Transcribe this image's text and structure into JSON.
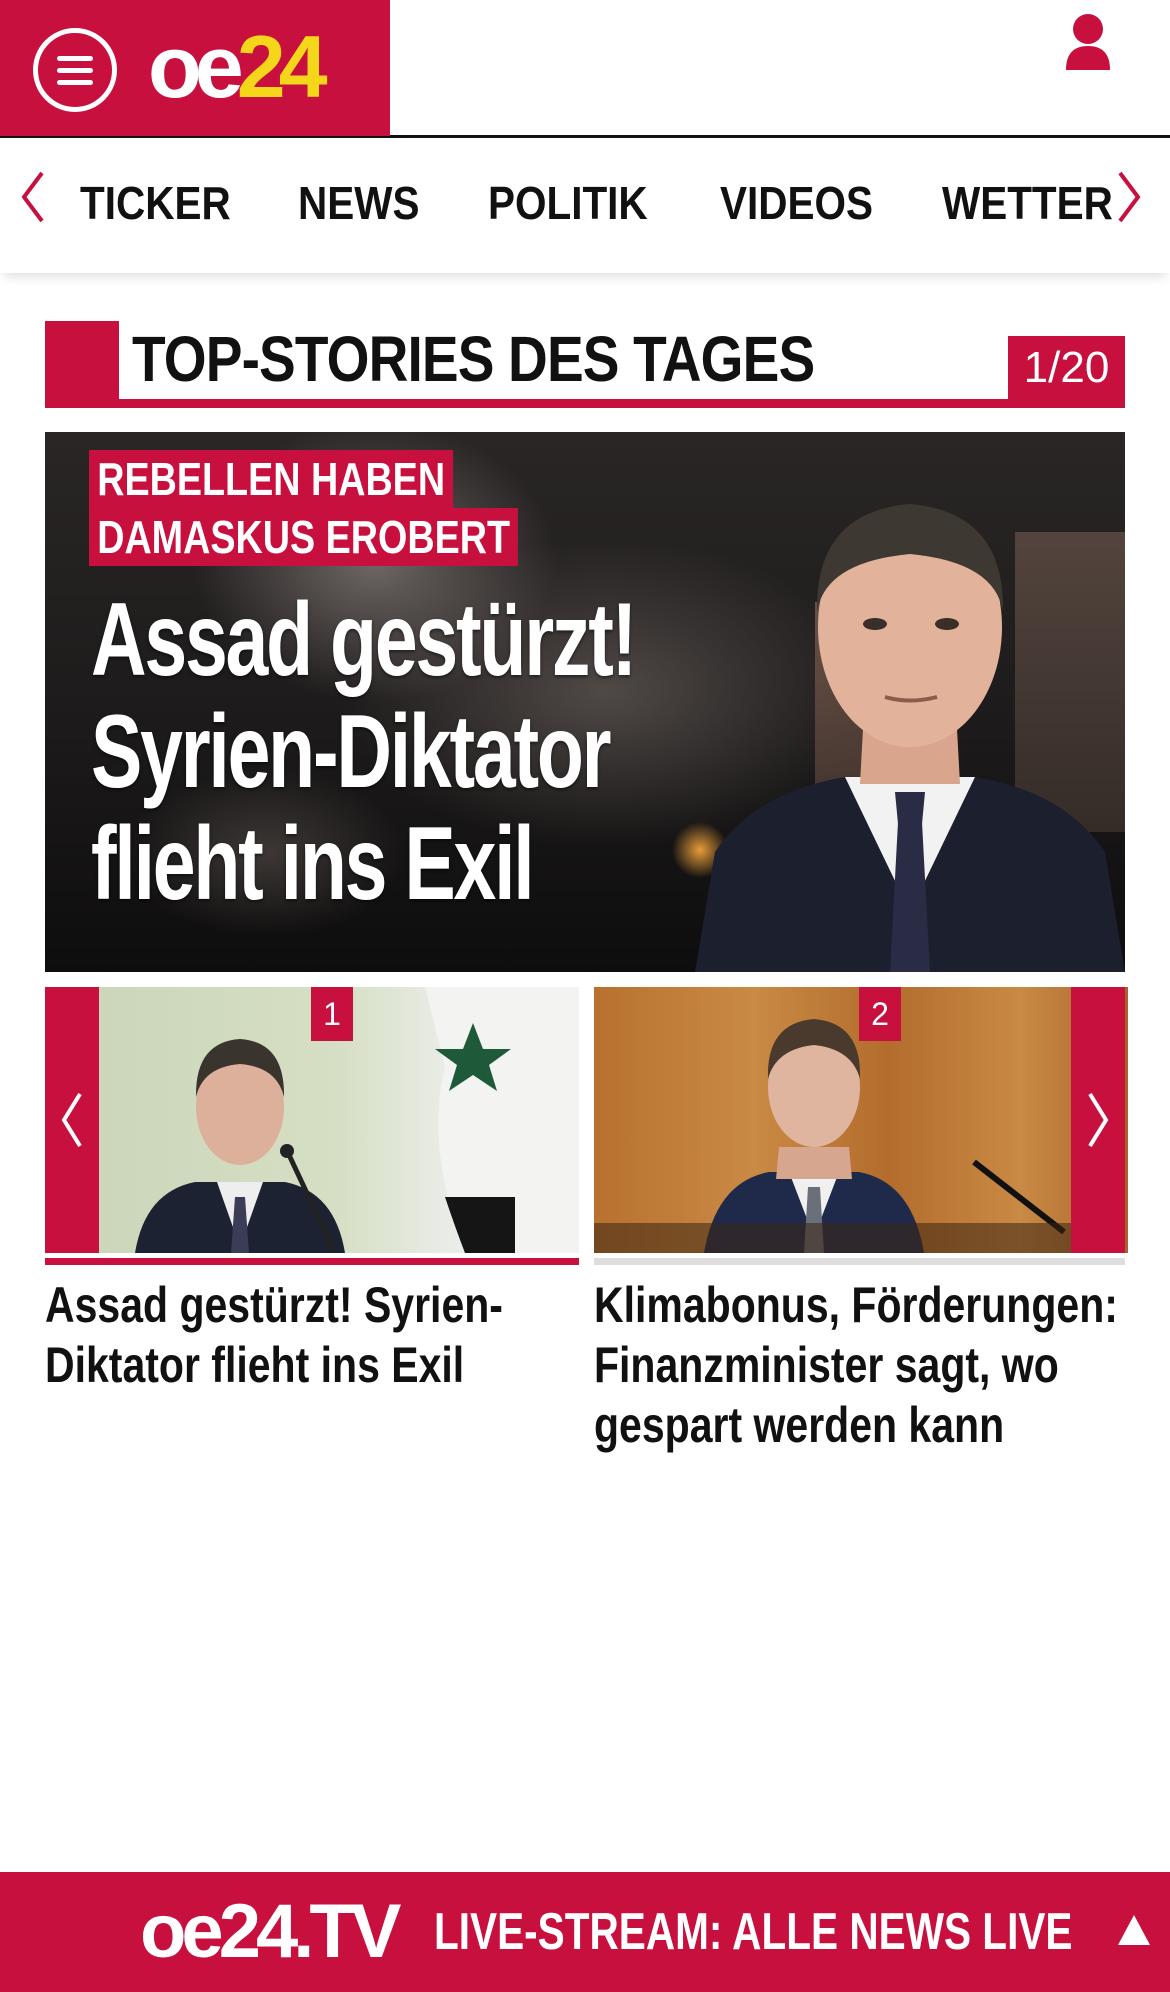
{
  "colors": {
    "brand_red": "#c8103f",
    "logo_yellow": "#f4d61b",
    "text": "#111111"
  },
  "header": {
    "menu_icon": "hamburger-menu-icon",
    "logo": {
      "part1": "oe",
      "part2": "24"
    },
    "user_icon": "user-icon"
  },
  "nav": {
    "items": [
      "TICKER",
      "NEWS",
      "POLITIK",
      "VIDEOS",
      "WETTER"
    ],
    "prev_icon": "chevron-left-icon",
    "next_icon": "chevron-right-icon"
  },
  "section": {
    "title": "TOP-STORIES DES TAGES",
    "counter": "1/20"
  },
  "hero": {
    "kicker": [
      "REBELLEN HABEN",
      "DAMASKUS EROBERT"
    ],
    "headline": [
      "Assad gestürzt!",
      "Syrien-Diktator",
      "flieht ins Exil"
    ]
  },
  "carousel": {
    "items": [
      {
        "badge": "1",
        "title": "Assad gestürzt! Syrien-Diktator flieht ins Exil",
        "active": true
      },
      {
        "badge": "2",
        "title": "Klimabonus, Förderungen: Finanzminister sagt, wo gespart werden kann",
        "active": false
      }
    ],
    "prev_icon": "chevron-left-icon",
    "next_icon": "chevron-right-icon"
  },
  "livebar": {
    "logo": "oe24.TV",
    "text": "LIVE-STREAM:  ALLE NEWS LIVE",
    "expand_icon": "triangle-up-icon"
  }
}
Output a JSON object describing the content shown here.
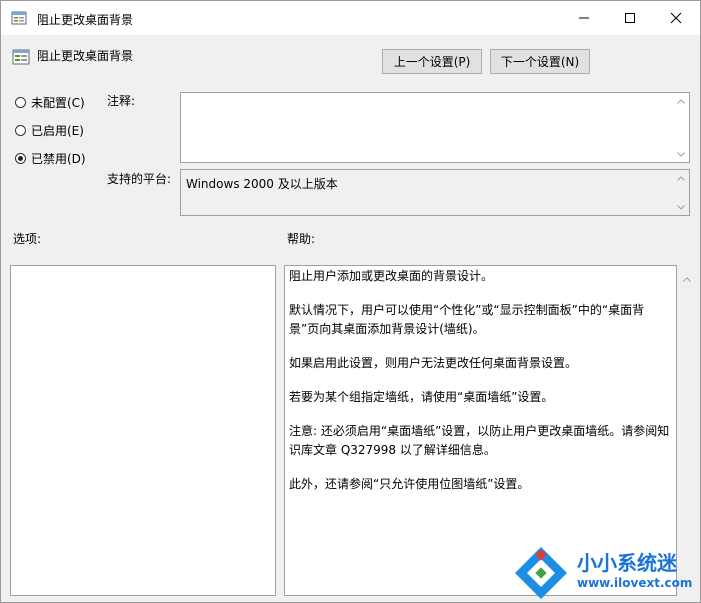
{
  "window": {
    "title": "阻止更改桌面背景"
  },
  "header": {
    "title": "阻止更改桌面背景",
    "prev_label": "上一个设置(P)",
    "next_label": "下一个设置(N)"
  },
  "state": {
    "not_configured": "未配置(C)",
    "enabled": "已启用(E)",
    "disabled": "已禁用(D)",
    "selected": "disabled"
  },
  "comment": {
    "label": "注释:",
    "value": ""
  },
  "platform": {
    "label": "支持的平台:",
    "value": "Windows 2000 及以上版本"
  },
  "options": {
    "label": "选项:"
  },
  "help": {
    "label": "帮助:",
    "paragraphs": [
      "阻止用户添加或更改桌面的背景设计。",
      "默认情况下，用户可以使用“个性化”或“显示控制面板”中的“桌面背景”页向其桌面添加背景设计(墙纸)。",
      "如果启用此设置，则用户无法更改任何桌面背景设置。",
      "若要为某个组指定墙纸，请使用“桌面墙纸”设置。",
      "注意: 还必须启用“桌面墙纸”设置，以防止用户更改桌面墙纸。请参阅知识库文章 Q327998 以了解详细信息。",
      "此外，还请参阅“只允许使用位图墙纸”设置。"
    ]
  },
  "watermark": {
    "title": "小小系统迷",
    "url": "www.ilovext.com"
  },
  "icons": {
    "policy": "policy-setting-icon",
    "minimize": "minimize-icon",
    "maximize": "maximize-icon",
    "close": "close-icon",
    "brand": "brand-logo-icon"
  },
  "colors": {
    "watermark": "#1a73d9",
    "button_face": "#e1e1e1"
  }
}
________________
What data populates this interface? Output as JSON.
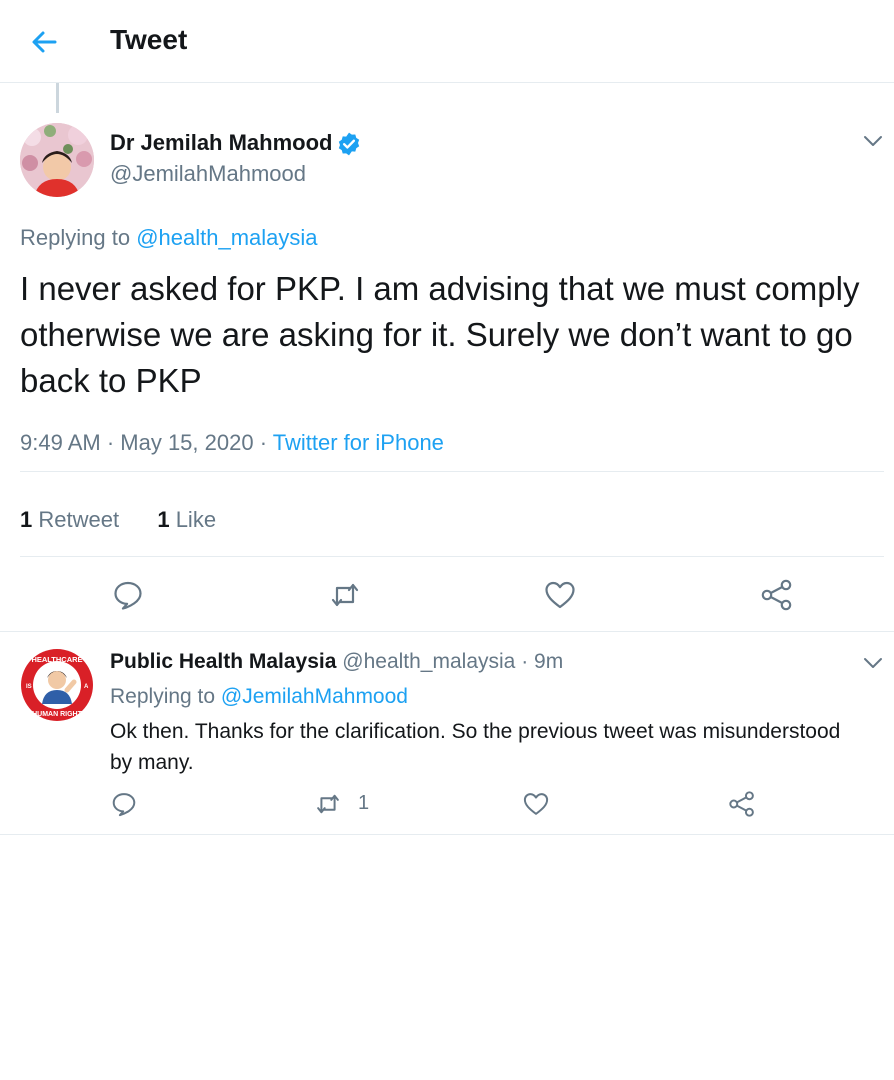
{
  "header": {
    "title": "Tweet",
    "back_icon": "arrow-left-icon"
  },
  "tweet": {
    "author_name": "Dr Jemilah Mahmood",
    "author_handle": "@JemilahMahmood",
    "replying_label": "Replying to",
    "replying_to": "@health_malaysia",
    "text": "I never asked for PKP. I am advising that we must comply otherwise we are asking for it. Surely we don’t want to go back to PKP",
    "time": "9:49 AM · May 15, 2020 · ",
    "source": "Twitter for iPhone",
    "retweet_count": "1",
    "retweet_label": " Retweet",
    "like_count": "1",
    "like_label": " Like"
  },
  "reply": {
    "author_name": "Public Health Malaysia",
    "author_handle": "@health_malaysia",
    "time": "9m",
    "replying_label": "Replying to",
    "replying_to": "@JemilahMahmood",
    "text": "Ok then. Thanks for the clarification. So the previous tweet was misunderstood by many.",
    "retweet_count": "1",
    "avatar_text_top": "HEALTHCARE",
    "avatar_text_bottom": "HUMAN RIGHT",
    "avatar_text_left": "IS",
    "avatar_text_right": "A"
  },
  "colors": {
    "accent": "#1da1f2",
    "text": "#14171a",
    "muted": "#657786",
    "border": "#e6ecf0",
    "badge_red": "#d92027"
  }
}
________________
- [YOUR GOAL]: Every line above that contains the word "Output" should be reported.

- [RESPONSE TO THIS TASK]:
Output a JSON object describing the content shown here.
What data populates this interface? Output as JSON.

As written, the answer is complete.